## GOAL OF THE EXERCISE
Repeat the records in full and exactly, omitting pictures.

## DATASET EXCERPTS
**********

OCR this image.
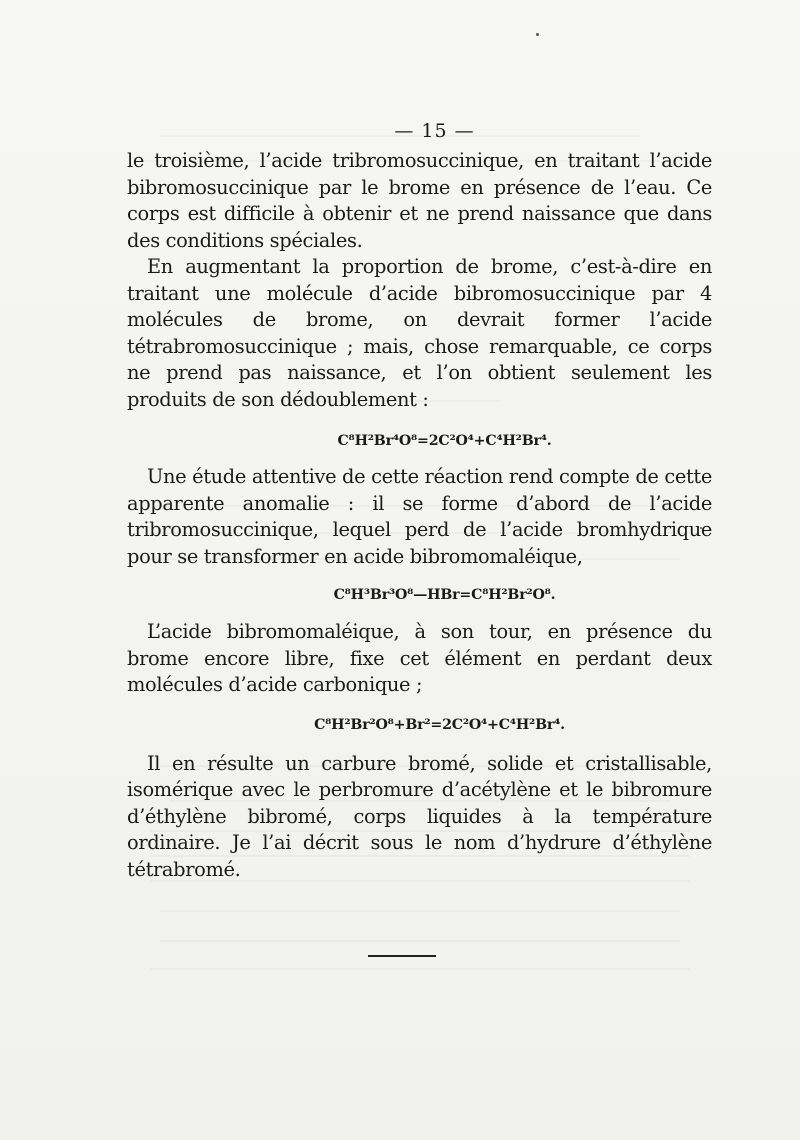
— 15 —

le troisième, l’acide tribromosuccinique, en traitant l’acide bibromosuccinique par le brome en présence de l’eau. Ce corps est difficile à obtenir et ne prend naissance que dans des conditions spéciales.

En augmentant la proportion de brome, c’est-à-dire en traitant une molécule d’acide bibromosuccinique par 4 molécules de brome, on devrait former l’acide tétrabromosuccinique ; mais, chose remarquable, ce corps ne prend pas naissance, et l’on obtient seulement les produits de son dédoublement :

C⁸H²Br⁴O⁸=2C²O⁴+C⁴H²Br⁴.

Une étude attentive de cette réaction rend compte de cette apparente anomalie : il se forme d’abord de l’acide tribromosuccinique, lequel perd de l’acide bromhydrique pour se transformer en acide bibromomaléique,

C⁸H³Br³O⁸—HBr=C⁸H²Br²O⁸.

L’acide bibromomaléique, à son tour, en présence du brome encore libre, fixe cet élément en perdant deux molécules d’acide carbonique ;

C⁸H²Br²O⁸+Br²=2C²O⁴+C⁴H²Br⁴.

Il en résulte un carbure bromé, solide et cristallisable, isomérique avec le perbromure d’acétylène et le bibromure d’éthylène bibromé, corps liquides à la température ordinaire. Je l’ai décrit sous le nom d’hydrure d’éthylène tétrabromé.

**********

## EXERCISE ANSWER
OCR this image.
— 15 —

le troisième, l’acide tribromosuccinique, en traitant l’acide bibromosuccinique par le brome en présence de l’eau. Ce corps est difficile à obtenir et ne prend naissance que dans des conditions spéciales.

En augmentant la proportion de brome, c’est-à-dire en traitant une molécule d’acide bibromosuccinique par 4 molécules de brome, on devrait former l’acide tétrabromosuccinique ; mais, chose remarquable, ce corps ne prend pas naissance, et l’on obtient seulement les produits de son dédoublement :

C⁸H²Br⁴O⁸=2C²O⁴+C⁴H²Br⁴.

Une étude attentive de cette réaction rend compte de cette apparente anomalie : il se forme d’abord de l’acide tribromosuccinique, lequel perd de l’acide bromhydrique pour se transformer en acide bibromomaléique,

C⁸H³Br³O⁸—HBr=C⁸H²Br²O⁸.

L’acide bibromomaléique, à son tour, en présence du brome encore libre, fixe cet élément en perdant deux molécules d’acide carbonique ;

C⁸H²Br²O⁸+Br²=2C²O⁴+C⁴H²Br⁴.

Il en résulte un carbure bromé, solide et cristallisable, isomérique avec le perbromure d’acétylène et le bibromure d’éthylène bibromé, corps liquides à la température ordinaire. Je l’ai décrit sous le nom d’hydrure d’éthylène tétrabromé.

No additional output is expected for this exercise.